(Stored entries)
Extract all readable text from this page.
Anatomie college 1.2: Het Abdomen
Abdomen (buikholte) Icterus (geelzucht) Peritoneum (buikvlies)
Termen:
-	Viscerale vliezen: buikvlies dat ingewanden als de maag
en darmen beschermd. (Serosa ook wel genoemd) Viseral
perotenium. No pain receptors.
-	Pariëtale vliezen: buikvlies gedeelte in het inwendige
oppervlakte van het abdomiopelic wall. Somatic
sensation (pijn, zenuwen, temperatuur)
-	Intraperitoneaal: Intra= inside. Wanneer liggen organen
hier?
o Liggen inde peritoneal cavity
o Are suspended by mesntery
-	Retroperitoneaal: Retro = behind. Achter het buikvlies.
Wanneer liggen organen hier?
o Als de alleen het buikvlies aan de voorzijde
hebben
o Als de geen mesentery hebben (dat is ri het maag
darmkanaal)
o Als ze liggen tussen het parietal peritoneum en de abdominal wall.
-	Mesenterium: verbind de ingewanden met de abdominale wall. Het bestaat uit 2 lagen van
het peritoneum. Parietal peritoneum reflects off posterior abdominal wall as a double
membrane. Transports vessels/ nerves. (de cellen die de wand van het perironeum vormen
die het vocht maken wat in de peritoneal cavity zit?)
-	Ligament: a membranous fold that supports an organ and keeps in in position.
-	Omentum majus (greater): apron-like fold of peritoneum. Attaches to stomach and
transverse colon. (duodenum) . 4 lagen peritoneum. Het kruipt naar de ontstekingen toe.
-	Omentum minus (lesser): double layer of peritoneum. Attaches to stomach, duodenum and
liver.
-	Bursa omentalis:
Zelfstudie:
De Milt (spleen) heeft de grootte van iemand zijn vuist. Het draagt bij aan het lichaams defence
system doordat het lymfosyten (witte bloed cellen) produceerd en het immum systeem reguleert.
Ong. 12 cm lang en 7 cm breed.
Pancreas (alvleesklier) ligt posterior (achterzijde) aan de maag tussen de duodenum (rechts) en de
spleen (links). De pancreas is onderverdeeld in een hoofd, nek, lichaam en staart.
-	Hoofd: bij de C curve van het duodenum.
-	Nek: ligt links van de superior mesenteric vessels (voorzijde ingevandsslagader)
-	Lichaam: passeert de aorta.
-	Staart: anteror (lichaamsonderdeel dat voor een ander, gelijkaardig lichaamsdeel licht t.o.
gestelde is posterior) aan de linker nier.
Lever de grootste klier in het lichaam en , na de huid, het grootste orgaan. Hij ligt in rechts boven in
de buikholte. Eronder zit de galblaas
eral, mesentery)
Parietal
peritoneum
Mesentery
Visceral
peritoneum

- BRIEF: Print the complete listing again, exactly as it stands.

- EXERCISE ANSWER:
Extract all readable text from this page.
Anatomie college 1.2: Het Abdomen
Abdomen (buikholte) Icterus (geelzucht) Peritoneum (buikvlies)
Termen:
-	Viscerale vliezen: buikvlies dat ingewanden als de maag
en darmen beschermd. (Serosa ook wel genoemd) Viseral
perotenium. No pain receptors.
-	Pariëtale vliezen: buikvlies gedeelte in het inwendige
oppervlakte van het abdomiopelic wall. Somatic
sensation (pijn, zenuwen, temperatuur)
-	Intraperitoneaal: Intra= inside. Wanneer liggen organen
hier?
o Liggen inde peritoneal cavity
o Are suspended by mesntery
-	Retroperitoneaal: Retro = behind. Achter het buikvlies.
Wanneer liggen organen hier?
o Als de alleen het buikvlies aan de voorzijde
hebben
o Als de geen mesentery hebben (dat is ri het maag
darmkanaal)
o Als ze liggen tussen het parietal peritoneum en de abdominal wall.
-	Mesenterium: verbind de ingewanden met de abdominale wall. Het bestaat uit 2 lagen van
het peritoneum. Parietal peritoneum reflects off posterior abdominal wall as a double
membrane. Transports vessels/ nerves. (de cellen die de wand van het perironeum vormen
die het vocht maken wat in de peritoneal cavity zit?)
-	Ligament: a membranous fold that supports an organ and keeps in in position.
-	Omentum majus (greater): apron-like fold of peritoneum. Attaches to stomach and
transverse colon. (duodenum) . 4 lagen peritoneum. Het kruipt naar de ontstekingen toe.
-	Omentum minus (lesser): double layer of peritoneum. Attaches to stomach, duodenum and
liver.
-	Bursa omentalis:
Zelfstudie:
De Milt (spleen) heeft de grootte van iemand zijn vuist. Het draagt bij aan het lichaams defence
system doordat het lymfosyten (witte bloed cellen) produceerd en het immum systeem reguleert.
Ong. 12 cm lang en 7 cm breed.
Pancreas (alvleesklier) ligt posterior (achterzijde) aan de maag tussen de duodenum (rechts) en de
spleen (links). De pancreas is onderverdeeld in een hoofd, nek, lichaam en staart.
-	Hoofd: bij de C curve van het duodenum.
-	Nek: ligt links van de superior mesenteric vessels (voorzijde ingevandsslagader)
-	Lichaam: passeert de aorta.
-	Staart: anteror (lichaamsonderdeel dat voor een ander, gelijkaardig lichaamsdeel licht t.o.
gestelde is posterior) aan de linker nier.
Lever de grootste klier in het lichaam en , na de huid, het grootste orgaan. Hij ligt in rechts boven in
de buikholte. Eronder zit de galblaas
eral, mesentery)
Parietal
peritoneum
Mesentery
Visceral
peritoneum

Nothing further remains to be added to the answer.